# WHAT TO PRODUCE:
Go through the entries below and collect each line with the string "document" in it.

(Collection entries)
################

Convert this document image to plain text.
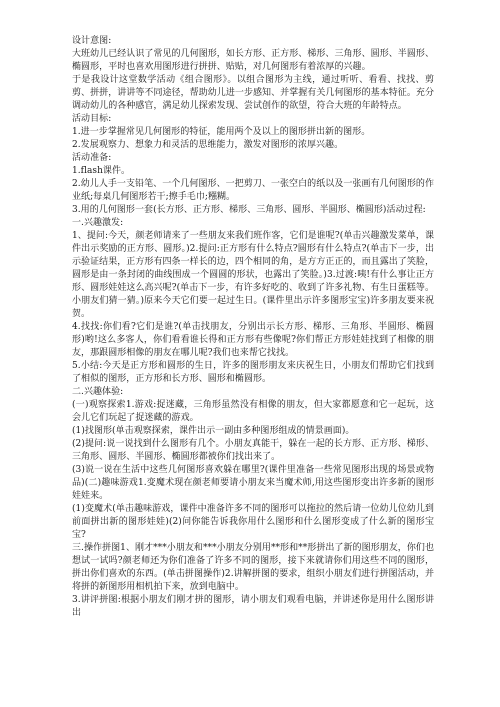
设计意图:

大班幼儿已经认识了常见的几何图形，如长方形、正方形、梯形、三角形、圆形、半圆形、椭圆形，平时也喜欢用图形进行拼拼、贴贴，对几何图形有着浓厚的兴趣。

于是我设计这堂数学活动《组合图形》。以组合图形为主线，通过听听、看看、找找、剪剪、拼拼，讲讲等不同途径，帮助幼儿进一步感知、并掌握有关几何图形的基本特征。充分调动幼儿的各种感官，满足幼儿探索发现、尝试创作的欲望，符合大班的年龄特点。

活动目标:

1.进一步掌握常见几何图形的特征，能用两个及以上的图形拼出新的图形。

2.发展观察力、想象力和灵活的思维能力，激发对图形的浓厚兴趣。

活动准备:

1.flash课件。

2.幼儿人手一支铅笔、一个几何图形、一把剪刀、一张空白的纸以及一张画有几何图形的作业纸;每桌几何图形若干;擦手毛巾;糨糊。

3.用的几何图形一套(长方形、正方形、梯形、三角形、圆形、半圆形、椭圆形)活动过程:

一.兴趣激发:

1、提问:今天，颜老师请来了一些朋友来我们班作客，它们是谁呢?(单击兴趣激发菜单，课件出示奖励的正方形、圆形。)2.提问:正方形有什么特点?圆形有什么特点?(单击下一步，出示验证结果，正方形有四条一样长的边，四个相同的角，是方方正正的，而且露出了笑脸，圆形是由一条封闭的曲线围成一个圆圆的形状，也露出了笑脸。)3.过渡:咦!有什么事让正方形、圆形娃娃这么高兴呢?(单击下一步，有许多好吃的、收到了许多礼物、有生日蛋糕等。小朋友们猜一猜。)原来今天它们要一起过生日。(课件里出示许多图形宝宝)许多朋友要来祝贺。

4.找找:你们看?它们是谁?(单击找朋友，分别出示长方形、梯形、三角形、半圆形、椭圆形)哟!这么多客人，你们看看谁长得和正方形有些像呢?你们帮正方形娃娃找到了相像的朋友，那跟圆形相像的朋友在哪儿呢?我们也来帮它找找。

5.小结:今天是正方形和圆形的生日，许多的图形朋友来庆祝生日，小朋友们帮助它们找到了相似的图形，正方形和长方形、圆形和椭圆形。

二.兴趣体验:

(一)观察探索1.游戏:捉迷藏，三角形虽然没有相像的朋友，但大家都愿意和它一起玩，这会儿它们玩起了捉迷藏的游戏。

(1)找图形(单击观察探索，课件出示一副由多种图形组成的情景画面)。

(2)提问:说一说找到什么图形有几个。小朋友真能干，躲在一起的长方形、正方形、梯形、三角形、圆形、半圆形、椭圆形都被你们找出来了。

(3)说一说在生活中这些几何图形喜欢躲在哪里?(课件里准备一些常见图形出现的场景或物品)(二)趣味游戏1.变魔术现在颜老师要请小朋友来当魔术师,用这些图形变出许多新的图形娃娃来。

(1)变魔术(单击趣味游戏，课件中准备许多不同的图形可以拖拉的然后请一位幼儿位幼儿到前面拼出新的图形娃娃)(2)问你能告诉我你用什么图形和什么图形变成了什么新的图形宝宝?

三.操作拼图1、刚才***小朋友和***小朋友分别用**形和**形拼出了新的图形朋友，你们也想试一试吗?颜老师还为你们准备了许多不同的图形，接下来就请你们用这些不同的图形，拼出你们喜欢的东西。(单击拼图操作)2.讲解拼图的要求，组织小朋友们进行拼图活动，并将拼的新图形用相机拍下来，放到电脑中。

3.讲评拼图:根据小朋友们刚才拼的图形，请小朋友们观看电脑，并讲述你是用什么图形讲出
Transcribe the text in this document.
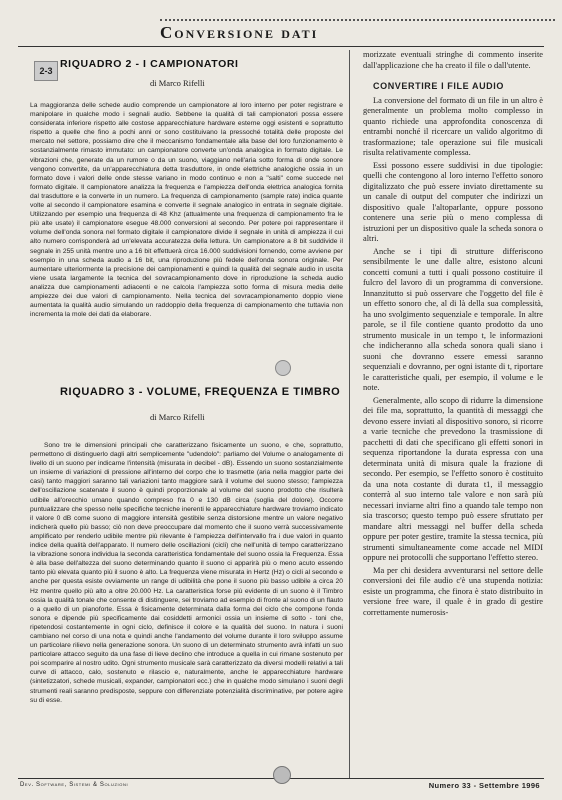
Conversione dati
2-3
RIQUADRO 2 - I CAMPIONATORI
di Marco Rifelli

La maggioranza delle schede audio comprende un campionatore al loro interno per poter registrare e manipolare in qualche modo i segnali audio. Sebbene la qualità di tali campionatori possa essere considerata inferiore rispetto alle costose apparecchiature hardware esterne oggi esistenti e soprattutto rispetto a quelle che fino a pochi anni or sono costituivano la pressoché totalità delle proposte del mercato nel settore, possiamo dire che il meccanismo fondamentale alla base del loro funzionamento è sostanzialmente rimasto immutato: un campionatore converte un'onda analogica in formato digitale. Le vibrazioni che, generate da un rumore o da un suono, viaggiano nell'aria sotto forma di onde sonore vengono convertite, da un'apparecchiatura detta trasduttore, in onde elettriche analogiche ossia in un formato dove i valori delle onde stesse variano in modo continuo e non a "salti" come succede nel formato digitale. Il campionatore analizza la frequenza e l'ampiezza dell'onda elettrica analogica fornita dal trasduttore e la converte in un numero. La frequenza di campionamento (sample rate) indica quante volte al secondo il campionatore esamina e converte il segnale analogico in entrata in segnale digitale. Utilizzando per esempio una frequenza di 48 Khz (attualmente una frequenza di campionamento fra le più alte usate) il campionatore esegue 48.000 conversioni al secondo. Per potere poi rappresentare il volume dell'onda sonora nel formato digitale il campionatore divide il segnale in unità di ampiezza il cui alto numero corrisponderà ad un'elevata accuratezza della lettura. Un campionatore a 8 bit suddivide il segnale in 255 unità mentre uno a 16 bit effettuerà circa 16.000 suddivisioni fornendo, come avviene per esempio in una scheda audio a 16 bit, una riproduzione più fedele dell'onda sonora originale. Per aumentare ulteriormente la precisione dei campionamenti e quindi la qualità del segnale audio in uscita viene usata largamente la tecnica del sovracampionamento dove in riproduzione la scheda audio analizza due campionamenti adiacenti e ne calcola l'ampiezza sotto forma di misura media delle ampiezze dei due valori di campionamento. Nella tecnica del sovracampionamento doppio viene aumentata la qualità audio simulando un raddoppio della frequenza di campionamento che tuttavia non incrementa la mole dei dati da elaborare.

RIQUADRO 3 - VOLUME, FREQUENZA E TIMBRO
di Marco Rifelli

Sono tre le dimensioni principali che caratterizzano fisicamente un suono, e che, soprattutto, permettono di distinguerlo dagli altri semplicemente "udendolo": parliamo del Volume o analogamente di livello di un suono per indicarne l'intensità (misurata in decibel - dB). Essendo un suono sostanzialmente un insieme di variazioni di pressione all'interno del corpo che lo trasmette (aria nella maggior parte dei casi) tanto maggiori saranno tali variazioni tanto maggiore sarà il volume del suono stesso; l'ampiezza dell'oscillazione scatenate il suono è quindi proporzionale al volume del suono prodotto che risulterà udibile all'orecchio umano quando compreso fra 0 e 130 dB circa (soglia del dolore). Occorre puntualizzare che spesso nelle specifiche tecniche inerenti le apparecchiature hardware troviamo indicato il valore 0 dB come suono di maggiore intensità gestibile senza distorsione mentre un valore negativo indicherà quello più basso; ciò non deve preoccupare dal momento che il suono verrà successivamente amplificato per renderlo udibile mentre più rilevante è l'ampiezza dell'intervallo fra i due valori in quanto indice della qualità dell'apparato. Il numero delle oscillazioni (cicli) che nell'unità di tempo caratterizzano la vibrazione sonora individua la seconda caratteristica fondamentale del suono ossia la Frequenza. Essa è alla base dell'altezza del suono determinando quanto il suono ci apparirà più o meno acuto essendo tanto più elevata quanto più il suono è alto. La frequenza viene misurata in Hertz (Hz) o cicli al secondo e anche per questa esiste ovviamente un range di udibilità che pone il suono più basso udibile a circa 20 Hz mentre quello più alto a oltre 20.000 Hz. La caratteristica forse più evidente di un suono è il Timbro ossia la qualità tonale che consente di distinguere, sei troviamo ad esempio di fronte al suono di un flauto o a quello di un pianoforte. Essa è fisicamente determinata dalla forma del ciclo che compone l'onda sonora e dipende più specificamente dai cosiddetti armonici ossia un insieme di sotto - toni che, ripetendosi costantemente in ogni ciclo, definisce il colore e la qualità del suono. In natura i suoni cambiano nel corso di una nota e quindi anche l'andamento del volume durante il loro sviluppo assume un particolare rilievo nella generazione sonora. Un suono di un determinato strumento avrà infatti un suo particolare attacco seguito da una fase di lieve declino che introduce a quella in cui rimane sostenuto per poi scomparire al nostro udito. Ogni strumento musicale sarà caratterizzato da diversi modelli relativi a tali curve di attacco, calo, sostenuto e rilascio e, naturalmente, anche le apparecchiature hardware (sintetizzatori, schede musicali, expander, campionatori ecc.) che in qualche modo simulano i suoni degli strumenti reali saranno predisposte, seppure con differenziate potenzialità discriminative, per potere agire su di esse.

morizzate eventuali stringhe di commento inserite dall'applicazione che ha creato il file o dall'utente.

CONVERTIRE I FILE AUDIO

La conversione del formato di un file in un altro è generalmente un problema molto complesso in quanto richiede una approfondita conoscenza di entrambi nonché il ricercare un valido algoritmo di trasformazione; tale operazione sui file musicali risulta relativamente complessa.

Essi possono essere suddivisi in due tipologie: quelli che contengono al loro interno l'effetto sonoro digitalizzato che può essere inviato direttamente su un canale di output del computer che indirizzi un dispositivo quale l'altoparlante, oppure possono contenere una serie più o meno complessa di istruzioni per un dispositivo quale la scheda sonora o altri.

Anche se i tipi di strutture differiscono sensibilmente le une dalle altre, esistono alcuni concetti comuni a tutti i quali possono costituire il fulcro del lavoro di un programma di conversione. Innanzitutto si può osservare che l'oggetto del file è un effetto sonoro che, al di là della sua complessità, ha uno svolgimento sequenziale e temporale. In altre parole, se il file contiene quanto prodotto da uno strumento musicale in un tempo t, le informazioni che indicheranno alla scheda sonora quali siano i suoni che dovranno essere emessi saranno sequenziali e dovranno, per ogni istante di t, riportare le caratteristiche quali, per esempio, il volume e le note.

Generalmente, allo scopo di ridurre la dimensione dei file ma, soprattutto, la quantità di messaggi che devono essere inviati al dispositivo sonoro, si ricorre a varie tecniche che prevedono la trasmissione di pacchetti di dati che specificano gli effetti sonori in sequenza riportandone la durata espressa con una determinata unità di misura quale la frazione di secondo. Per esempio, se l'effetto sonoro è costituito da una nota costante di durata t1, il messaggio conterrà al suo interno tale valore e non sarà più necessari inviarne altri fino a quando tale tempo non sia trascorso; questo tempo può essere sfruttato per mandare altri messaggi nel buffer della scheda oppure per poter gestire, tramite la stessa tecnica, più strumenti simultaneamente come accade nel MIDI oppure nei protocolli che supportano l'effetto stereo.

Ma per chi desidera avventurarsi nel settore delle conversioni dei file audio c'è una stupenda notizia: esiste un programma, che finora è stato distribuito in versione free ware, il quale è in grado di gestire correttamente numerosis-

Dev. Software, Sistemi & Soluzioni	Numero 33 - Settembre 1996
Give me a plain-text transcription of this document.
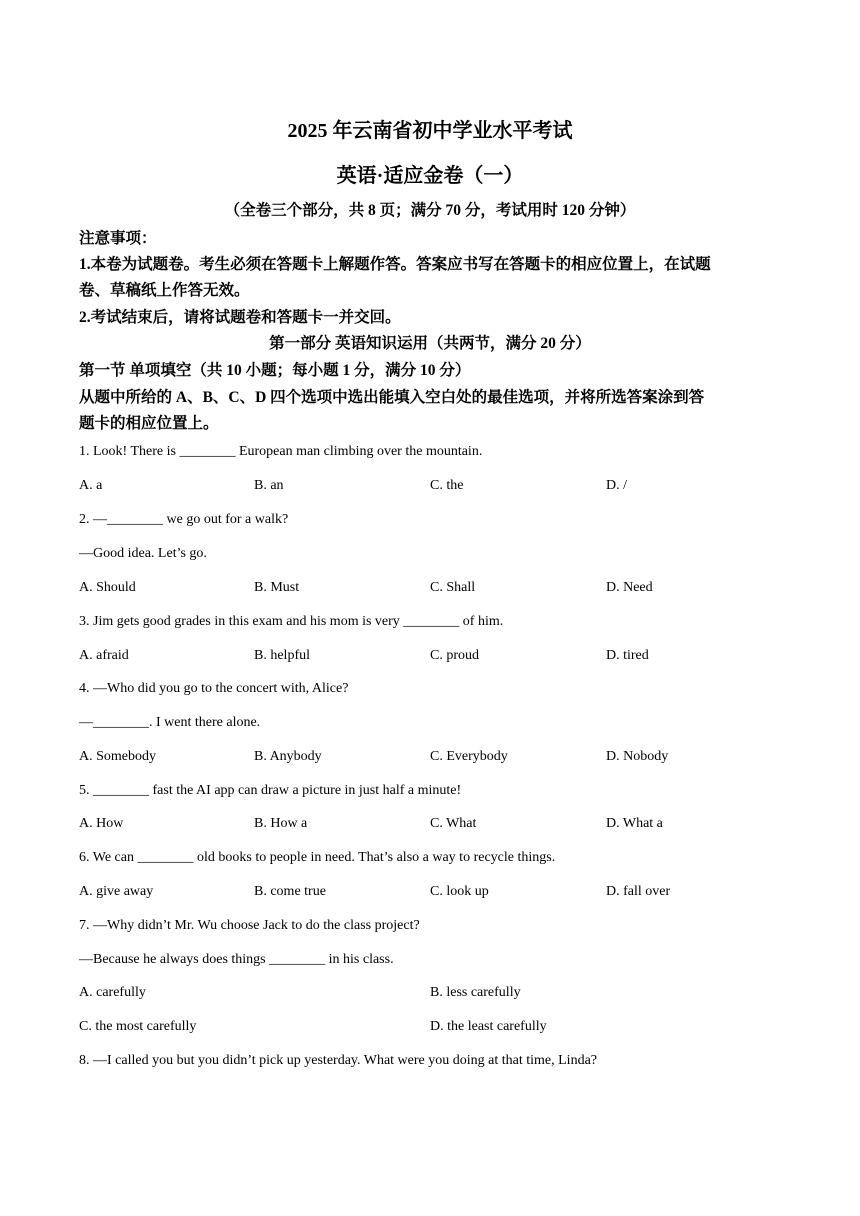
2025 年云南省初中学业水平考试
英语·适应金卷（一）
（全卷三个部分，共 8 页；满分 70 分，考试用时 120 分钟）
注意事项：
1.本卷为试题卷。考生必须在答题卡上解题作答。答案应书写在答题卡的相应位置上，在试题
卷、草稿纸上作答无效。
2.考试结束后，请将试题卷和答题卡一并交回。
第一部分 英语知识运用（共两节，满分 20 分）
第一节 单项填空（共 10 小题；每小题 1 分，满分 10 分）
从题中所给的 A、B、C、D 四个选项中选出能填入空白处的最佳选项，并将所选答案涂到答
题卡的相应位置上。
1. Look! There is ________ European man climbing over the mountain.
A. a	B. an	C. the	D. /
2. —________ we go out for a walk?
—Good idea. Let’s go.
A. Should	B. Must	C. Shall	D. Need
3. Jim gets good grades in this exam and his mom is very ________ of him.
A. afraid	B. helpful	C. proud	D. tired
4. —Who did you go to the concert with, Alice?
—________. I went there alone.
A. Somebody	B. Anybody	C. Everybody	D. Nobody
5. ________ fast the AI app can draw a picture in just half a minute!
A. How	B. How a	C. What	D. What a
6. We can ________ old books to people in need. That’s also a way to recycle things.
A. give away	B. come true	C. look up	D. fall over
7. —Why didn’t Mr. Wu choose Jack to do the class project?
—Because he always does things ________ in his class.
A. carefully	B. less carefully
C. the most carefully	D. the least carefully
8. —I called you but you didn’t pick up yesterday. What were you doing at that time, Linda?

################

# REPLY:
Convert this document image to plain text.
Transcribe the text in this document.
Give me a plain-text transcription of this document.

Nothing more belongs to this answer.